● **Dataset rows**:
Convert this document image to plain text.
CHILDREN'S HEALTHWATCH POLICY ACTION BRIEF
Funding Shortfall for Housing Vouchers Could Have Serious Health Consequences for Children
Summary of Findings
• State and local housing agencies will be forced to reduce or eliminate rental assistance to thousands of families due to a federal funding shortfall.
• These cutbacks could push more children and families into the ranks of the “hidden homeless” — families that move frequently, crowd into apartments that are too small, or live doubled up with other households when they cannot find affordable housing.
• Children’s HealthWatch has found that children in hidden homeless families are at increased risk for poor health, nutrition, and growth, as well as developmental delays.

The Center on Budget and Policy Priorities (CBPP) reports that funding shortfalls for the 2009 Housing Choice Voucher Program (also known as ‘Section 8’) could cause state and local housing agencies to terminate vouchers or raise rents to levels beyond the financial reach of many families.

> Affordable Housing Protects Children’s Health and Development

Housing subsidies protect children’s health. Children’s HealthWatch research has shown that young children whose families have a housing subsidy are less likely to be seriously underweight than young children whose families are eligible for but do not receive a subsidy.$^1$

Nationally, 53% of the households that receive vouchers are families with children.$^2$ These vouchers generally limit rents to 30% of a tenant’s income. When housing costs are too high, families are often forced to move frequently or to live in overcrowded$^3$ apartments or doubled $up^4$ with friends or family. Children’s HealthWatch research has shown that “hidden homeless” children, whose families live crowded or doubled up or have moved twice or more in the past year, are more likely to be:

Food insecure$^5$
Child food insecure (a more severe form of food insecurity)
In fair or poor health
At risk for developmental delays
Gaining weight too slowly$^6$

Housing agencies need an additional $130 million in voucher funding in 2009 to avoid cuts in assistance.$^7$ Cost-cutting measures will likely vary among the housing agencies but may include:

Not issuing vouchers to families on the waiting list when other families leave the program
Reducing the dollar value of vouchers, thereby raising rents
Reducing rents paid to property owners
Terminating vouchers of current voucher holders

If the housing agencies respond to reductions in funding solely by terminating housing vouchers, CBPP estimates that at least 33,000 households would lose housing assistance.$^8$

● **Exercise objective**: Read through the entries and copy every line that includes "likely".

● **Result**:
Housing subsidies protect children’s health. Children’s HealthWatch research has shown that young children whose families have a housing subsidy are less likely to be seriously underweight than young children whose families are eligible for but do not receive a subsidy.$^1$
Nationally, 53% of the households that receive vouchers are families with children.$^2$ These vouchers generally limit rents to 30% of a tenant’s income. When housing costs are too high, families are often forced to move frequently or to live in overcrowded$^3$ apartments or doubled $up^4$ with friends or family. Children’s HealthWatch research has shown that “hidden homeless” children, whose families live crowded or doubled up or have moved twice or more in the past year, are more likely to be:
Housing agencies need an additional $130 million in voucher funding in 2009 to avoid cuts in assistance.$^7$ Cost-cutting measures will likely vary among the housing agencies but may include:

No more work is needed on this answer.